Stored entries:
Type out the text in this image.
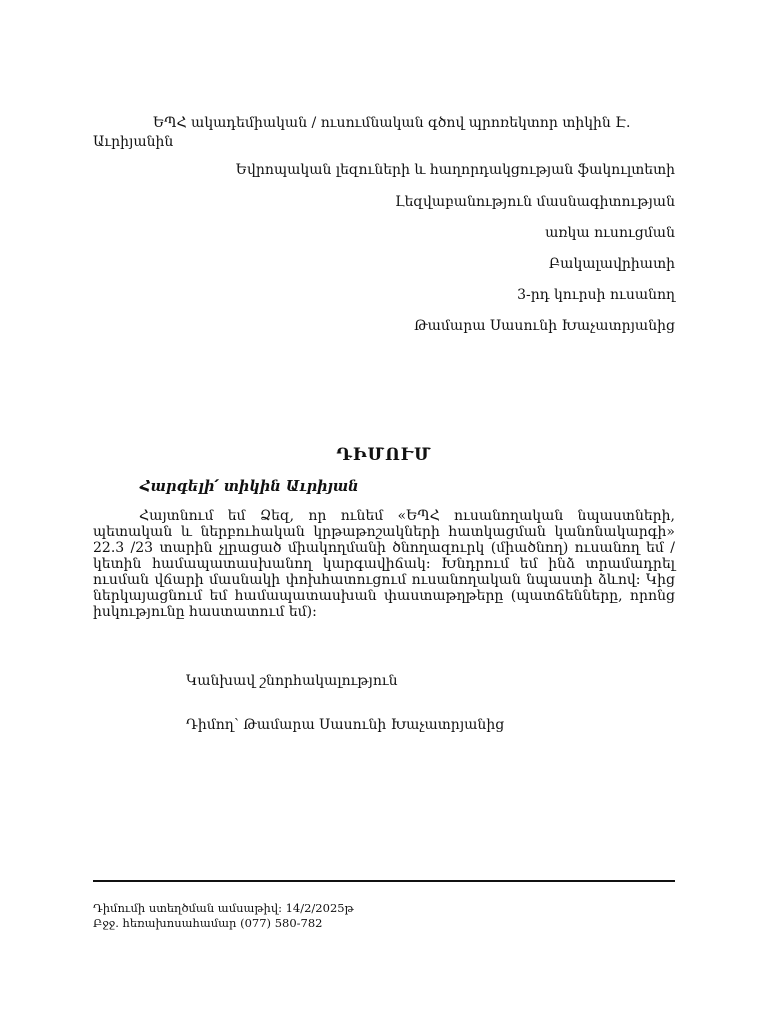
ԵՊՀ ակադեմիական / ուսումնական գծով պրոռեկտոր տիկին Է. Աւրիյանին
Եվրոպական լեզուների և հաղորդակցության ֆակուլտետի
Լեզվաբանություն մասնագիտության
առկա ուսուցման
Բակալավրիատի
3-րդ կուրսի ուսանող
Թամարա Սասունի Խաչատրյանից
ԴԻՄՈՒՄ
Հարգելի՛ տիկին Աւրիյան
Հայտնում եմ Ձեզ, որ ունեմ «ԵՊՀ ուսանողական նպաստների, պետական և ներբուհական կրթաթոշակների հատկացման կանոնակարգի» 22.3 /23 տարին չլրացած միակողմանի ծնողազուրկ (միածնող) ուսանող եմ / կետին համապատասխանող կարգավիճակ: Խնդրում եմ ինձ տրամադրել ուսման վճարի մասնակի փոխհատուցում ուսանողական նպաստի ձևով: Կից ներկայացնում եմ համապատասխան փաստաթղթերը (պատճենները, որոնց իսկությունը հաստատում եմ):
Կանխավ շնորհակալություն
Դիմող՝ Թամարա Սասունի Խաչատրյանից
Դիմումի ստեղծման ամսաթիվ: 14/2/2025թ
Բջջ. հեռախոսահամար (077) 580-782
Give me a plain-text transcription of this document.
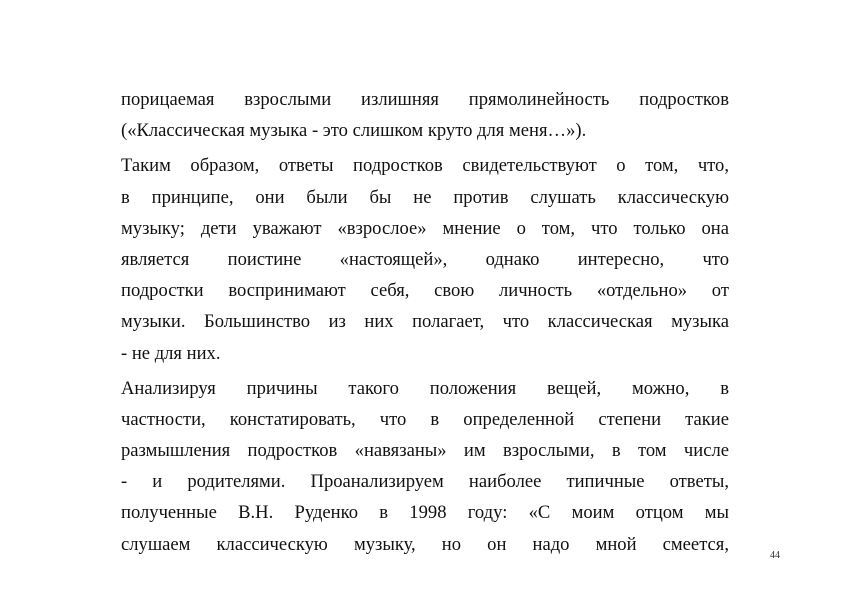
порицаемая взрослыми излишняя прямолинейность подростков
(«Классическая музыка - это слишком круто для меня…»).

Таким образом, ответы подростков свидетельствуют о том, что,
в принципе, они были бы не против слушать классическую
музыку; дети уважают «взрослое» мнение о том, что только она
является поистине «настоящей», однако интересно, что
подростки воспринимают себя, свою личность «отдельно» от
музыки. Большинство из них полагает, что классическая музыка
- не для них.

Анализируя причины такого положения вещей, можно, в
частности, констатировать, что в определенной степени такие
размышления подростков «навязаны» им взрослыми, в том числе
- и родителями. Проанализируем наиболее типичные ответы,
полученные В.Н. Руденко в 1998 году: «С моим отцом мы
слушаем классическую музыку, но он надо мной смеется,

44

→ **What is needed**:
Search the listing for the string "Սասունի". Copy each line where it turns up.

→ **Written solution**:
Թամարա Սասունի Խաչատրյանից
Դիմող՝ Թամարա Սասունի Խաչատրյանից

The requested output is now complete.